Report how many lines contain "desktop", with no other words.

++++

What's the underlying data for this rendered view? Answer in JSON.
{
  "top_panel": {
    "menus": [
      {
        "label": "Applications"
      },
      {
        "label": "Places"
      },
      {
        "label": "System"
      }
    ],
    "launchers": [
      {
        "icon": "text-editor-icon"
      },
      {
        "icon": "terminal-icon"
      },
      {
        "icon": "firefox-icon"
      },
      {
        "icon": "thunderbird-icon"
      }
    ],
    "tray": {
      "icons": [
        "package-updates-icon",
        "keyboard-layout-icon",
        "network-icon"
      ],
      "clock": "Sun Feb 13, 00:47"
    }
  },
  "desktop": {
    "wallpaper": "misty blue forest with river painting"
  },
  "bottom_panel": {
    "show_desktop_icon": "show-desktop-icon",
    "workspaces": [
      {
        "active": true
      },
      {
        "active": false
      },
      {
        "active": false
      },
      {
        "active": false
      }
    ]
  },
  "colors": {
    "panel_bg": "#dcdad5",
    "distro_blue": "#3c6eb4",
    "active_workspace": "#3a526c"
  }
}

++++

- RESULT OF THIS EXERCISE
2